AIM:
Pull out every line of the listing below where "from" appears.

DATASET RECORDS:

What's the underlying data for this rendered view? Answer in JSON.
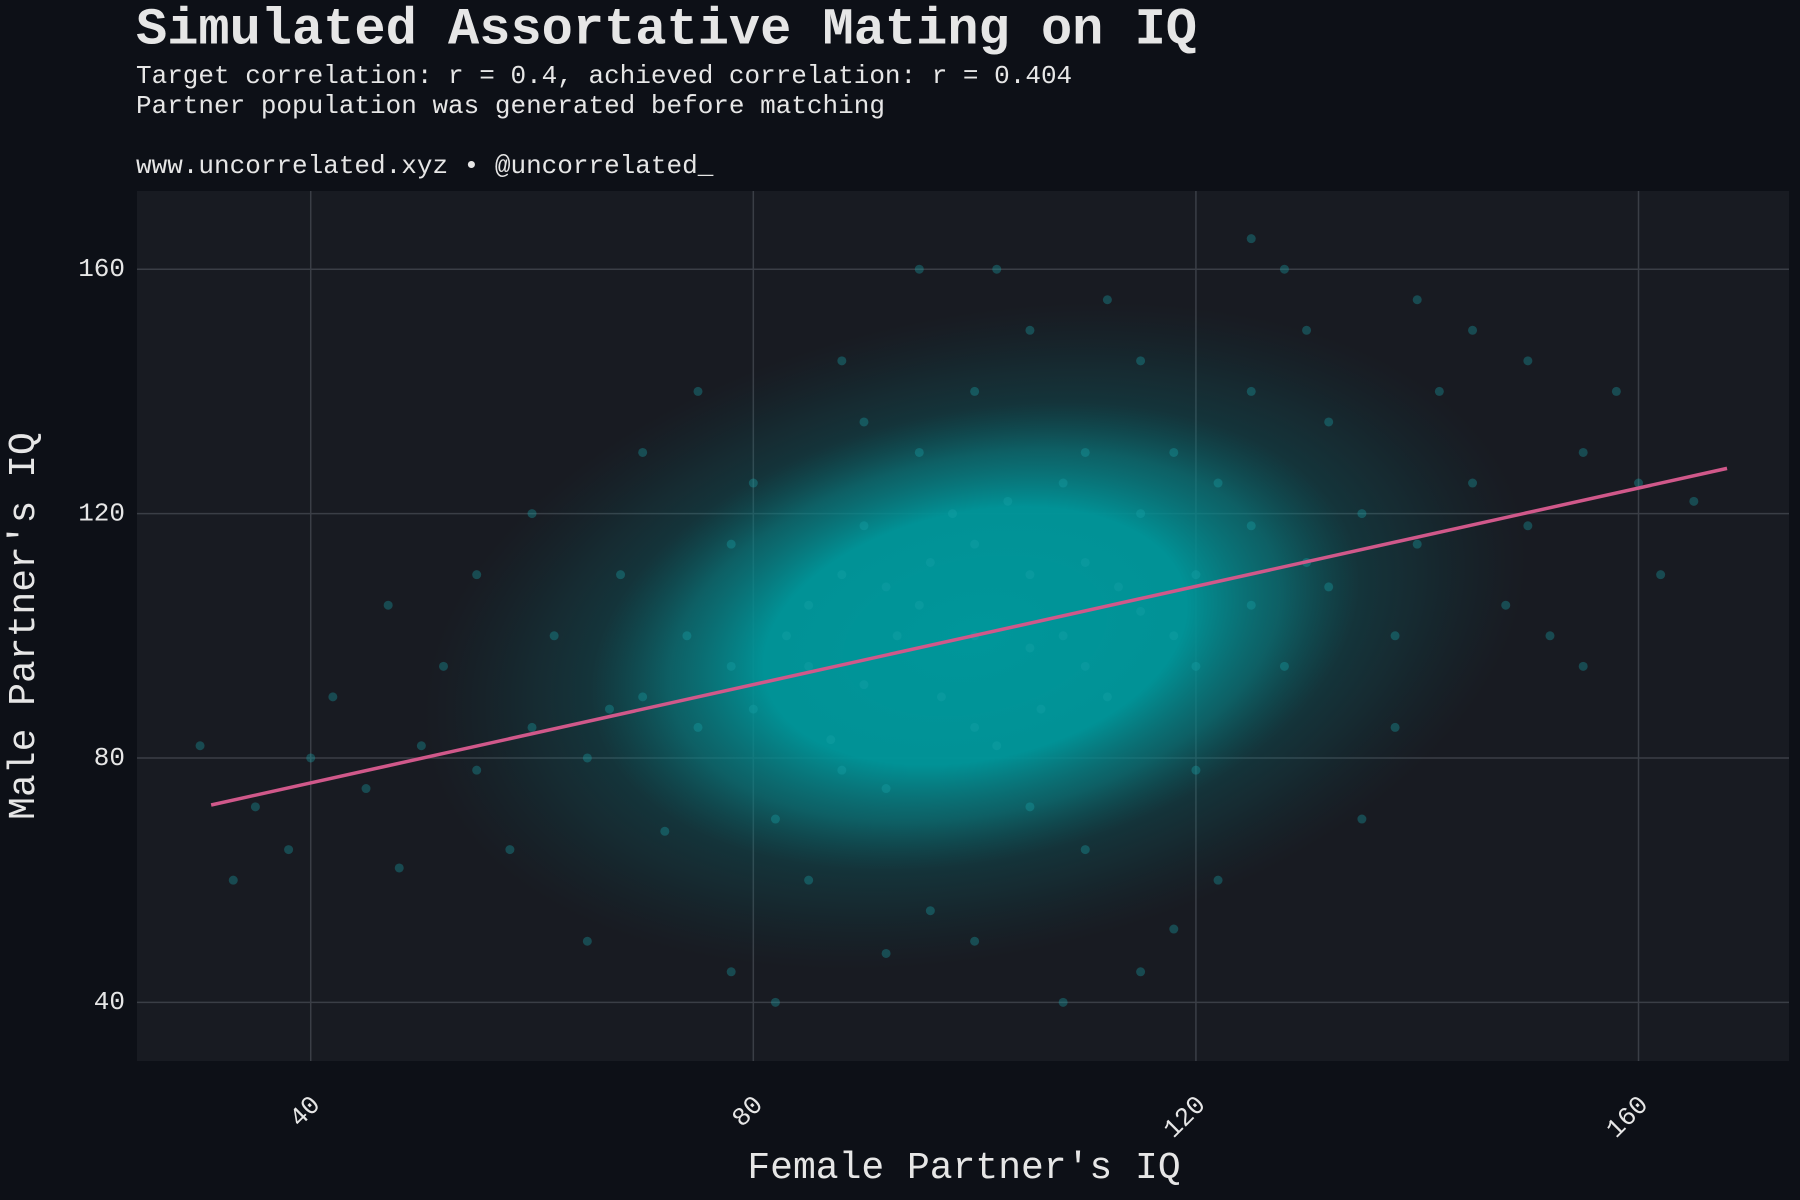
{
  "chart_data": {
    "type": "scatter",
    "title": "Simulated Assortative Mating on IQ",
    "subtitle": [
      "Target correlation: r = 0.4, achieved correlation: r = 0.404",
      "Partner population was generated before matching"
    ],
    "caption": "www.uncorrelated.xyz • @uncorrelated_",
    "x_label": "Female Partner's IQ",
    "y_label": "Male Partner's IQ",
    "xlim": [
      24.3,
      173.6
    ],
    "ylim": [
      30.4,
      172.8
    ],
    "xticks": [
      40,
      80,
      120,
      160
    ],
    "yticks": [
      40,
      80,
      120,
      160
    ],
    "grid": true,
    "series": [
      {
        "type": "scatter",
        "color": "#19a4a8",
        "x": [
          100,
          95,
          105,
          110,
          90,
          85,
          115,
          120,
          80,
          98,
          102,
          108,
          92,
          125,
          75,
          88,
          112,
          118,
          82,
          130,
          70,
          95,
          105,
          135,
          65,
          100,
          110,
          140,
          60,
          90,
          120,
          145,
          55,
          85,
          125,
          150,
          50,
          78,
          128,
          138,
          62,
          96,
          115,
          155,
          45,
          72,
          132,
          148,
          58,
          105,
          92,
          142,
          40,
          68,
          122,
          160,
          35,
          80,
          112,
          138,
          52,
          100,
          130,
          152,
          48,
          75,
          118,
          165,
          42,
          88,
          108,
          145,
          30,
          65,
          125,
          158,
          55,
          82,
          135,
          150,
          60,
          95,
          115,
          162,
          38,
          70,
          128,
          140,
          47,
          102,
          78,
          155,
          33,
          110,
          90,
          100,
          105,
          93,
          115,
          87,
          120,
          97,
          108,
          83,
          113,
          100,
          118,
          85,
          125,
          78,
          106,
          96,
          132,
          74,
          110,
          92,
          103,
          88,
          122,
          67
        ],
        "values": [
          100,
          105,
          98,
          112,
          92,
          95,
          104,
          110,
          88,
          120,
          82,
          125,
          75,
          118,
          85,
          110,
          90,
          130,
          70,
          112,
          90,
          130,
          72,
          120,
          80,
          140,
          65,
          115,
          85,
          135,
          78,
          125,
          78,
          60,
          140,
          118,
          82,
          115,
          95,
          100,
          100,
          55,
          145,
          130,
          75,
          68,
          135,
          105,
          65,
          150,
          48,
          140,
          80,
          110,
          60,
          125,
          72,
          125,
          155,
          85,
          95,
          50,
          150,
          100,
          62,
          140,
          52,
          122,
          90,
          145,
          40,
          150,
          82,
          50,
          165,
          140,
          110,
          40,
          70,
          145,
          120,
          160,
          45,
          110,
          65,
          130,
          160,
          155,
          105,
          160,
          45,
          95,
          60,
          130,
          118,
          85,
          110,
          100,
          120,
          83,
          95,
          90,
          100,
          100,
          108,
          115,
          100,
          105,
          105,
          95,
          88,
          112,
          108,
          100,
          95,
          108,
          122,
          78,
          125,
          88
        ]
      },
      {
        "type": "line",
        "color": "#d0588a",
        "x": [
          31,
          168
        ],
        "values": [
          72.3,
          127.4
        ]
      }
    ]
  }
}
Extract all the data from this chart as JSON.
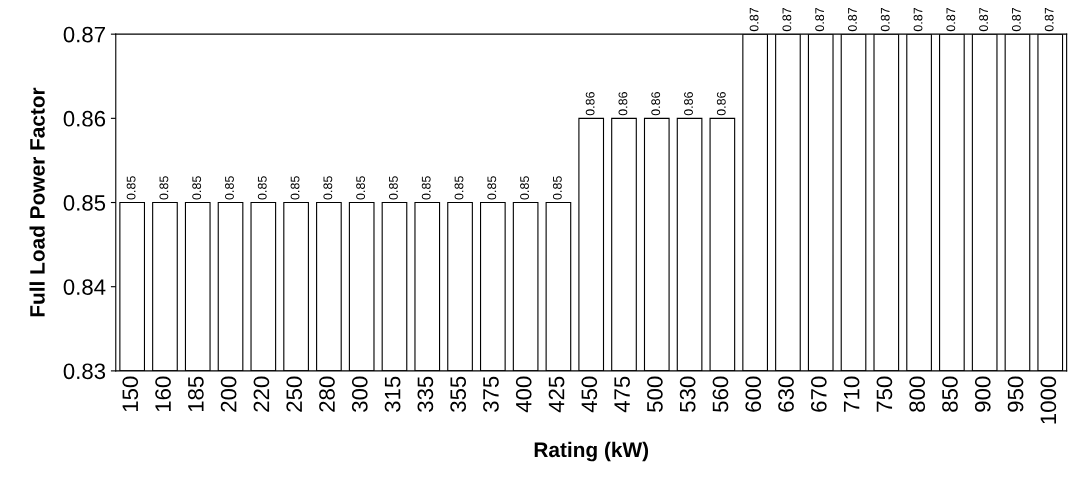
{
  "chart_data": {
    "type": "bar",
    "xlabel": "Rating (kW)",
    "ylabel": "Full Load Power Factor",
    "categories": [
      "150",
      "160",
      "185",
      "200",
      "220",
      "250",
      "280",
      "300",
      "315",
      "335",
      "355",
      "375",
      "400",
      "425",
      "450",
      "475",
      "500",
      "530",
      "560",
      "600",
      "630",
      "670",
      "710",
      "750",
      "800",
      "850",
      "900",
      "950",
      "1000"
    ],
    "values": [
      0.85,
      0.85,
      0.85,
      0.85,
      0.85,
      0.85,
      0.85,
      0.85,
      0.85,
      0.85,
      0.85,
      0.85,
      0.85,
      0.85,
      0.86,
      0.86,
      0.86,
      0.86,
      0.86,
      0.87,
      0.87,
      0.87,
      0.87,
      0.87,
      0.87,
      0.87,
      0.87,
      0.87,
      0.87
    ],
    "color": "#ffffff",
    "ylim": [
      0.83,
      0.87
    ],
    "yticks": [
      0.83,
      0.84,
      0.85,
      0.86,
      0.87
    ],
    "data_labels": true,
    "grid": false,
    "legend": false
  }
}
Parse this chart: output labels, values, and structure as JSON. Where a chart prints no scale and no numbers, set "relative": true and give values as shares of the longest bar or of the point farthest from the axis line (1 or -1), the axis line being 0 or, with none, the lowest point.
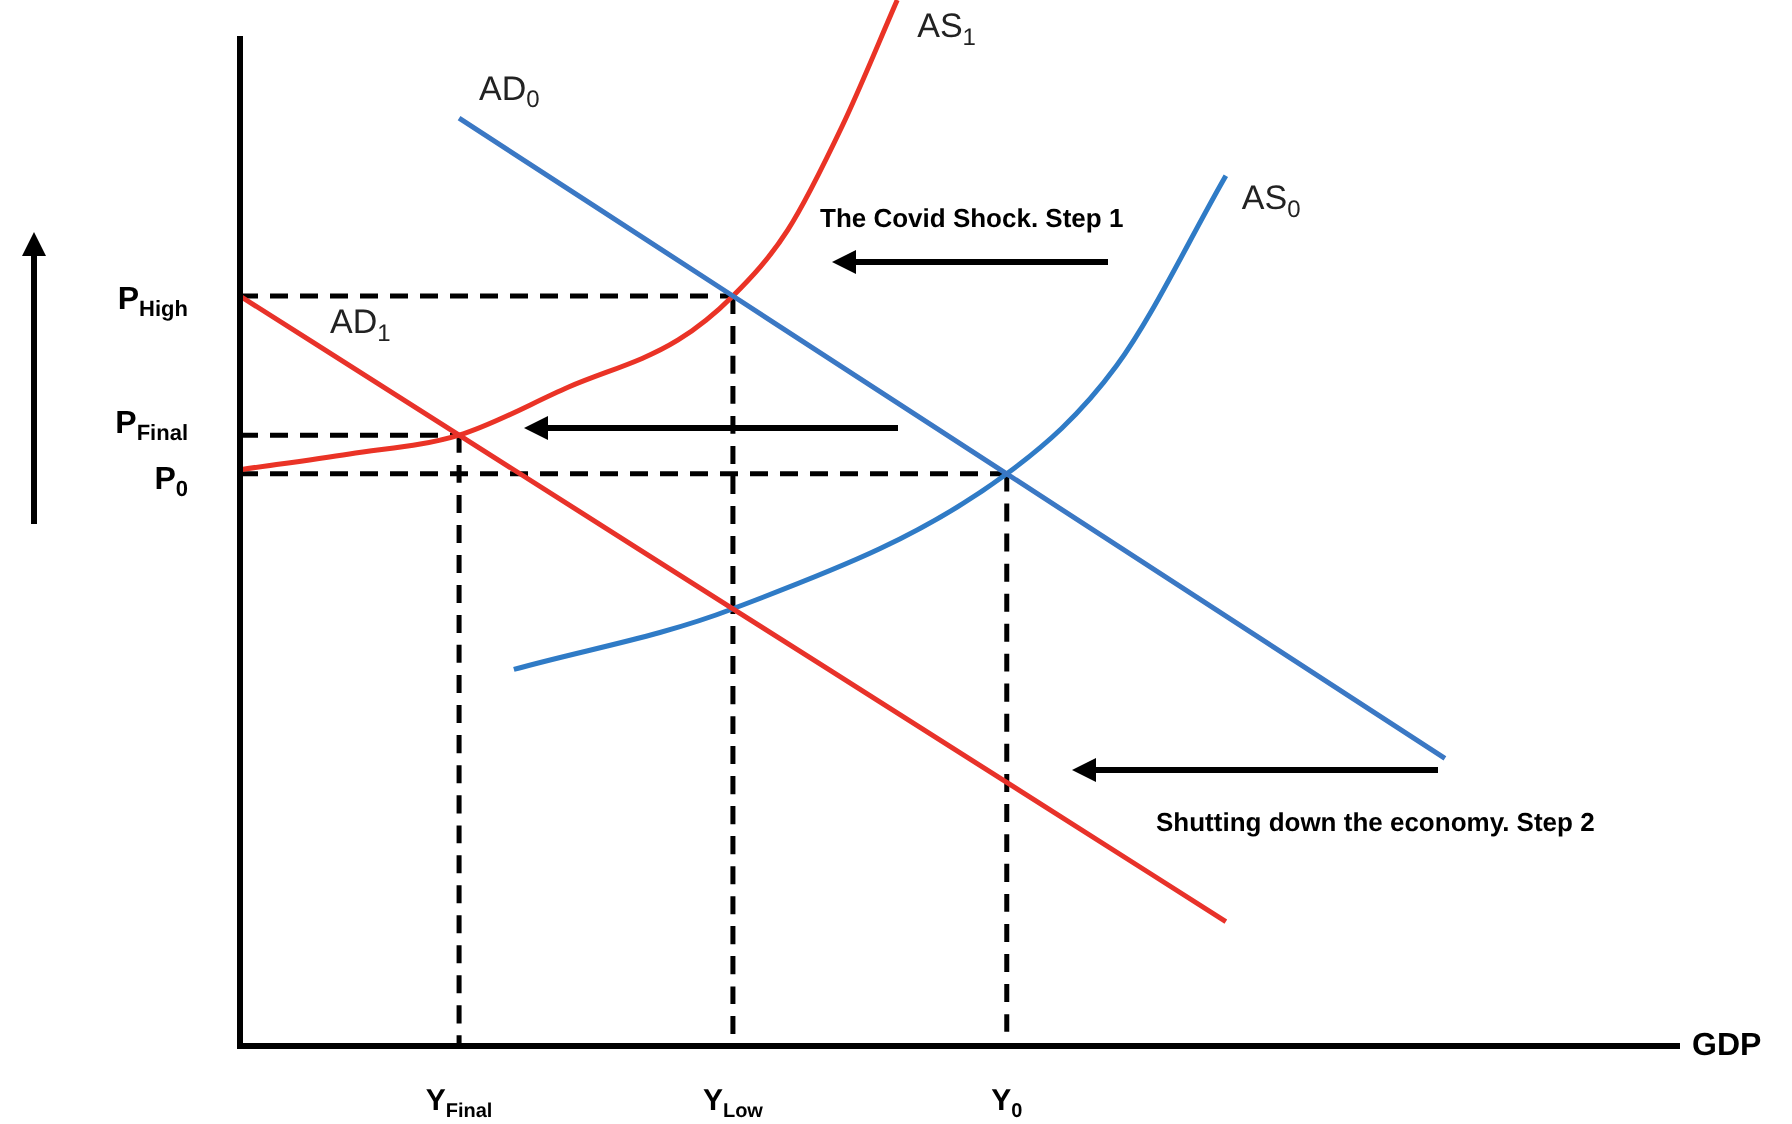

EXPECTED ANSWER:
Extract all the data from this chart as JSON.
Parse this chart: output labels, values, and structure as JSON. Where a chart prints no scale and no numbers, set "relative": true and give values as shares of the longest bar or of the point farthest from the axis line (1 or -1), the axis line being 0 or, with none, the lowest point.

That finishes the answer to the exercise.